▶ Compito: Elenca tutti i paesi del gruppo di riferimento che l'articolo sul mercato europeo dei farmaci indica per il prezzo massimo nei programmi Medicare e Medicaid.

Foto:Ansa. 

L'analisi

L'effetto Trump sul mercato europeo dei farmaci: prezzi più alti?

Paolo Belardinelli e Carlo Stagnaro

L’ordine esecutivo Usa che spinge le aziende a proteggere i margini americani: o l’Europa alza i prezzi, o perde priorità nei lanci dei farmaci più innovativi. Il caso britannico anticipa il bivio che attende anche l’Italia

Chiusa la legge di Bilancio, con il rifinanziamento della sanità per circa 7 miliardi di euro, i ministri dell’Economia Giancarlo Giorgetti e della Salute Orazio Schillaci dovranno ragionare su quello che potrebbe diventare un enorme problema: gli impatti delle politiche trumpiane sul settore farmaceutico. Infatti, le ultime mosse del presidente degli Stati Uniti mettono sotto enorme pressione i sistemi sanitari europei.

Tutto comincia con un ordine esecutivo del 12 maggio: le imprese farmaceutiche non potranno vendere i loro prodotti nell’ambito dei programmi Medicare e Medicaid (la sanità pubblica per gli anziani e per gli individui a basso reddito) a un prezzo superiore a quello praticato in un gruppo di paesi di riferimento. Tali paesi sono il Regno Unito, la Francia, la Germania, l’Italia, il Canada, il Giappone, la Danimarca e la Svizzera. Trump ha dalla sua un grano di ragione: l’ordine esecutivo prende le mosse dalla constatazione che “gli Stati Uniti hanno meno del 5 per cento della popolazione mondiale eppure finanziano circa i tre quarti dei profitti farmaceutici globali” (ne aveva discusso Luciano Capone sul Foglio del 14 maggio). Adesso però la palla passa in Europa, e in particolare nei paesi – tra cui l’Italia – che concorrono a determinare il prezzo di riferimento. Tra l’altro, tale parametro non tiene conto soltanto dei prezzi di listino, stabiliti a valle di un negoziato tra l’Aifa e le aziende farmaceutiche: pesano anche le politiche come il nostro “payback”, che di fatto impongono alle imprese una compartecipazione agli sforamenti di spesa delle regioni, riducendone i ricavi (e gli utili) complessivi ex post. Cioè, all’atto pratico, equivalgono a un taglio dei prezzi.

▶ Dati grezzi:

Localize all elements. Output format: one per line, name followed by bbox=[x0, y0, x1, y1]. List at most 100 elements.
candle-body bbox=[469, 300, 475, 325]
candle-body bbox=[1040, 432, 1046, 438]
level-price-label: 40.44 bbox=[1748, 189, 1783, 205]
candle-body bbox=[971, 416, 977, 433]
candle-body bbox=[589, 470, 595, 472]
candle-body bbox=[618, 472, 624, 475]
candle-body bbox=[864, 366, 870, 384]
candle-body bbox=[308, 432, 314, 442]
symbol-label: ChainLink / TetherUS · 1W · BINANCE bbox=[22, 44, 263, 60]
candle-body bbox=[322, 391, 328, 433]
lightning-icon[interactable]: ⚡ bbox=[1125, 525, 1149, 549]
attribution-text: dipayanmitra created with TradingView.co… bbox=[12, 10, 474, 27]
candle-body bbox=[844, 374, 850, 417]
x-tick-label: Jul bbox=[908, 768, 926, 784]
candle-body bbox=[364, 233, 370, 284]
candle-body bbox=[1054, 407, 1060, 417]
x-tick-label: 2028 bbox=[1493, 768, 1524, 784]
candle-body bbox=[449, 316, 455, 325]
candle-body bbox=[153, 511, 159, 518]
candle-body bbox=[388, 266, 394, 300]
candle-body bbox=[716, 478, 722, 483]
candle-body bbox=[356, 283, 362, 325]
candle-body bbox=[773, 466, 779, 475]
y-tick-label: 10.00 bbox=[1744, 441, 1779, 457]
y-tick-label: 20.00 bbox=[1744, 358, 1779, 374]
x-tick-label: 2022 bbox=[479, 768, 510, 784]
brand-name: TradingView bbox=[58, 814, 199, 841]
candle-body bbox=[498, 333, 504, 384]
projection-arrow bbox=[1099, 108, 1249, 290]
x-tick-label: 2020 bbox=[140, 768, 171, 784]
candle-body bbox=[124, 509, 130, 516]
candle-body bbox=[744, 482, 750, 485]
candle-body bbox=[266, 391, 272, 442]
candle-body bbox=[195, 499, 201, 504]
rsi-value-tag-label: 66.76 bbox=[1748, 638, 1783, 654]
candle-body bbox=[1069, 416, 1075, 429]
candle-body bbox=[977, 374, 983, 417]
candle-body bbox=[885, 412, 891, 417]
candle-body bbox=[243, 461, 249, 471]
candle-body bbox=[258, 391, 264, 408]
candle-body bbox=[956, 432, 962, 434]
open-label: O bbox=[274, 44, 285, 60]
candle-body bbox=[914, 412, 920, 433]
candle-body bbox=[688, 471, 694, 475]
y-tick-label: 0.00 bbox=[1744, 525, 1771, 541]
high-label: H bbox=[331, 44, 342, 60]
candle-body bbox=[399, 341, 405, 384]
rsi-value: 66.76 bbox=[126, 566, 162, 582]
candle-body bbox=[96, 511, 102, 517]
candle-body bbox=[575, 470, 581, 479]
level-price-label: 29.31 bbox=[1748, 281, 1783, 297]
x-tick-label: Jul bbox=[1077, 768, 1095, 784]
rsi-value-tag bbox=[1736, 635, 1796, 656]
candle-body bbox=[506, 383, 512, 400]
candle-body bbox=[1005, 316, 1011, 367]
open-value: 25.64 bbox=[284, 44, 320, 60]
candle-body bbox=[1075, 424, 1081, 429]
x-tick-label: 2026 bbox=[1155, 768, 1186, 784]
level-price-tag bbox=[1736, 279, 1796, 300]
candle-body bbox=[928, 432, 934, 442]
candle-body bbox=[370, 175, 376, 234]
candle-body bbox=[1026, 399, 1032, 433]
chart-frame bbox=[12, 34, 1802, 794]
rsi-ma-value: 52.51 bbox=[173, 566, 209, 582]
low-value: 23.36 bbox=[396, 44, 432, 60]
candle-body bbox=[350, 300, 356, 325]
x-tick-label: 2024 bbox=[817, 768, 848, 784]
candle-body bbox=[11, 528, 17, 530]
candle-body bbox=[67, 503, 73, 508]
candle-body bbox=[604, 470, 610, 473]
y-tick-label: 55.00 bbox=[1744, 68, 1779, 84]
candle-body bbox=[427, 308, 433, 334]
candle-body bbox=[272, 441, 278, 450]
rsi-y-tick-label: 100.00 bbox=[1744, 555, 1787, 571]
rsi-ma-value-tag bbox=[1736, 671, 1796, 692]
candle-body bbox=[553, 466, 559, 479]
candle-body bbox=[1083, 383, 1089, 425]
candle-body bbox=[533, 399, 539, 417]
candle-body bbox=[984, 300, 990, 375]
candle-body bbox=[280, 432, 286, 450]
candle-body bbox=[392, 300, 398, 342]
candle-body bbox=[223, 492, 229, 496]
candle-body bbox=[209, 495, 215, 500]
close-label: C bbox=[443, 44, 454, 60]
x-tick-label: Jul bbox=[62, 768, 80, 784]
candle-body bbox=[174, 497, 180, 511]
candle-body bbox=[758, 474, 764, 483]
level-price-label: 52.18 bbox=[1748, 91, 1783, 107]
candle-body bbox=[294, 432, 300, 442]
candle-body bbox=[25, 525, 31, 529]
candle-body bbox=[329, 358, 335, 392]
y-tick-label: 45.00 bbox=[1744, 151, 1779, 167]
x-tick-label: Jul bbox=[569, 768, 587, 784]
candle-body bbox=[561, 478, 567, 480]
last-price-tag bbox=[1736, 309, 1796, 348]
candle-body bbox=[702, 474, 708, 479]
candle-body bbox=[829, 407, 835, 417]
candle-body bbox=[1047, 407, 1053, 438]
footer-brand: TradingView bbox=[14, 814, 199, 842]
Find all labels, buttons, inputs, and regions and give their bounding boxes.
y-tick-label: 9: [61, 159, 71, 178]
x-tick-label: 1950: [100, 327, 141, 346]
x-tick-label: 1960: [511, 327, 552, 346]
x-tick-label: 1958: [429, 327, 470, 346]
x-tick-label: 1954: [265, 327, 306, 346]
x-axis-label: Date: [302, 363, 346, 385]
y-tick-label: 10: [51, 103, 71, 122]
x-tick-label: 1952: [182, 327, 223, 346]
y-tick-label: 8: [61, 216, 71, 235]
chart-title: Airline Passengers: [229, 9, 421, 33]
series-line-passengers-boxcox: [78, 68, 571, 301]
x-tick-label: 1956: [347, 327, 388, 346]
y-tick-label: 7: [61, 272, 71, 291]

▶ La tua soluzione: Regno Unito, Francia, Germania, Italia, Canada, Giappone, Danimarca, Svizzera